◆ **Figure collection entries**:
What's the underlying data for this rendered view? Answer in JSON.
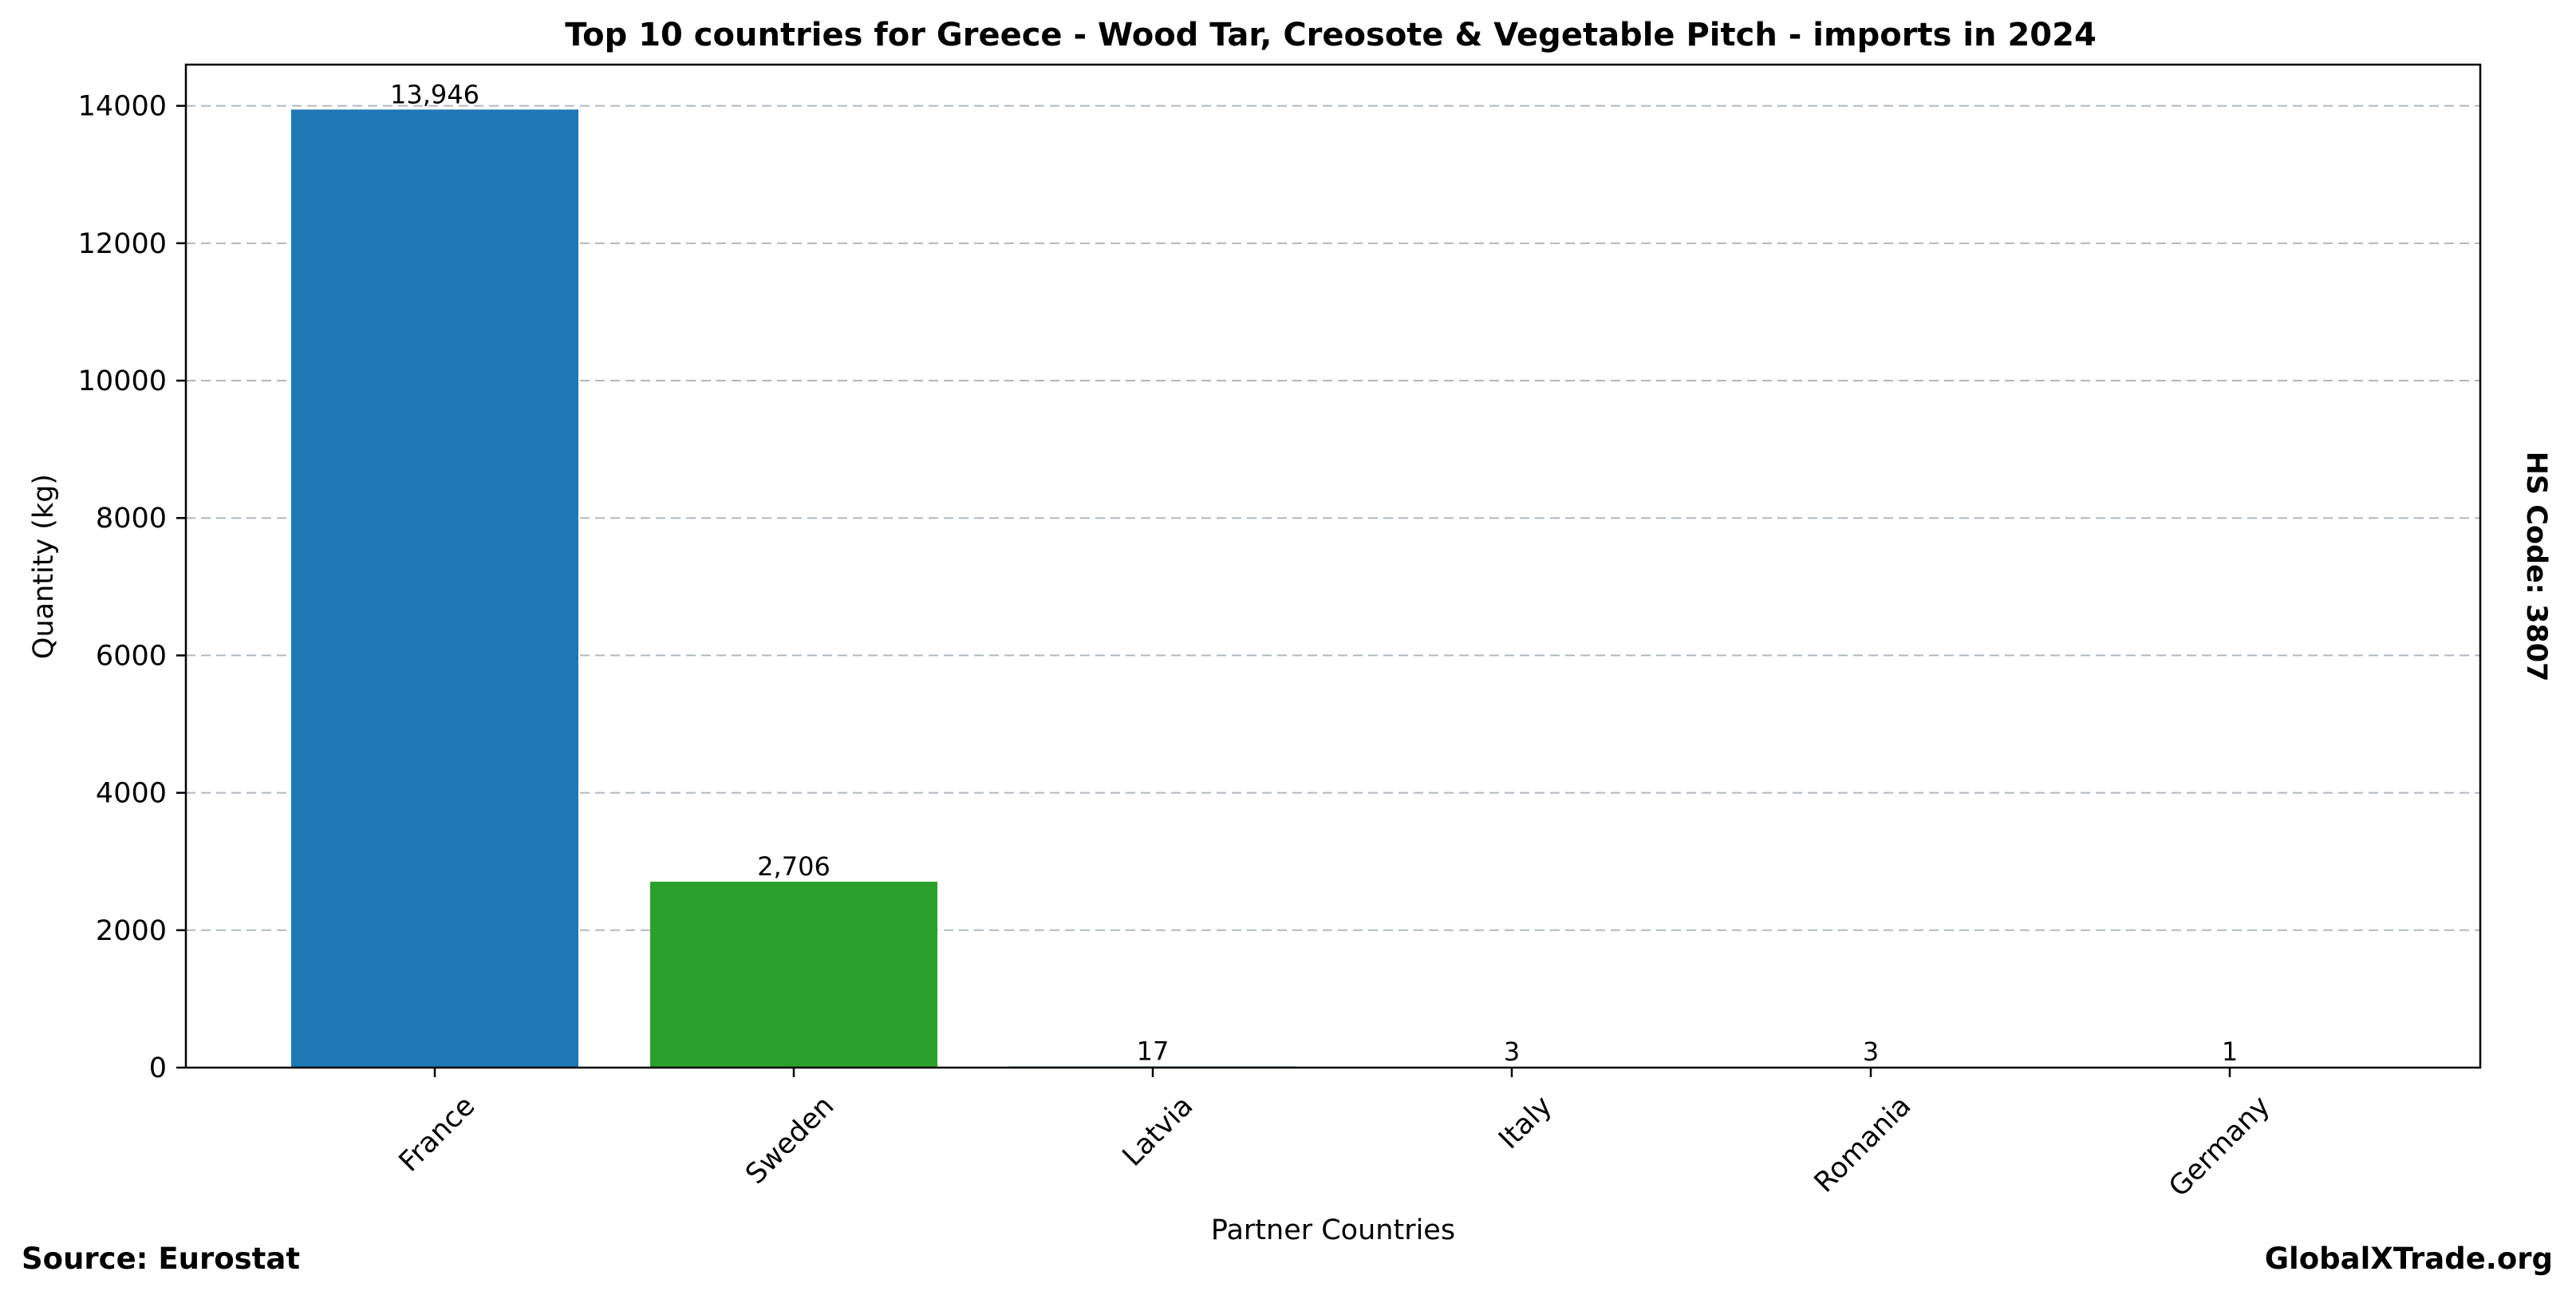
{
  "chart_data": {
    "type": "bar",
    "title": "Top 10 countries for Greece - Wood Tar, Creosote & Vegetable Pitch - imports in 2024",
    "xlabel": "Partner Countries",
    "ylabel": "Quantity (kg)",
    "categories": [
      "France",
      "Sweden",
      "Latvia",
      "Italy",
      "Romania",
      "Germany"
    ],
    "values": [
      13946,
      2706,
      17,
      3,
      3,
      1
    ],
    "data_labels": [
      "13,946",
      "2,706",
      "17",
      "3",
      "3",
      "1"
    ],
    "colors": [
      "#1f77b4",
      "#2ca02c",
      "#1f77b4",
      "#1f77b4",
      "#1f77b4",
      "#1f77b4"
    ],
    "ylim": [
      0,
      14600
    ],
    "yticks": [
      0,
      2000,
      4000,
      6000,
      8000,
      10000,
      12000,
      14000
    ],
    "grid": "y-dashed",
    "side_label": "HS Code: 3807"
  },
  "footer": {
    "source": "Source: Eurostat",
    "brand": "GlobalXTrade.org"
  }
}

◆ **GIVEN PROBLEM**: Repeat the material above in full and unchanged, minus its images.

◆ **ANSWER IN FULL**:
What's the underlying data for this rendered view? Answer in JSON.
{
  "chart_data": {
    "type": "bar",
    "title": "Top 10 countries for Greece - Wood Tar, Creosote & Vegetable Pitch - imports in 2024",
    "xlabel": "Partner Countries",
    "ylabel": "Quantity (kg)",
    "categories": [
      "France",
      "Sweden",
      "Latvia",
      "Italy",
      "Romania",
      "Germany"
    ],
    "values": [
      13946,
      2706,
      17,
      3,
      3,
      1
    ],
    "data_labels": [
      "13,946",
      "2,706",
      "17",
      "3",
      "3",
      "1"
    ],
    "colors": [
      "#1f77b4",
      "#2ca02c",
      "#1f77b4",
      "#1f77b4",
      "#1f77b4",
      "#1f77b4"
    ],
    "ylim": [
      0,
      14600
    ],
    "yticks": [
      0,
      2000,
      4000,
      6000,
      8000,
      10000,
      12000,
      14000
    ],
    "grid": "y-dashed",
    "side_label": "HS Code: 3807"
  },
  "footer": {
    "source": "Source: Eurostat",
    "brand": "GlobalXTrade.org"
  }
}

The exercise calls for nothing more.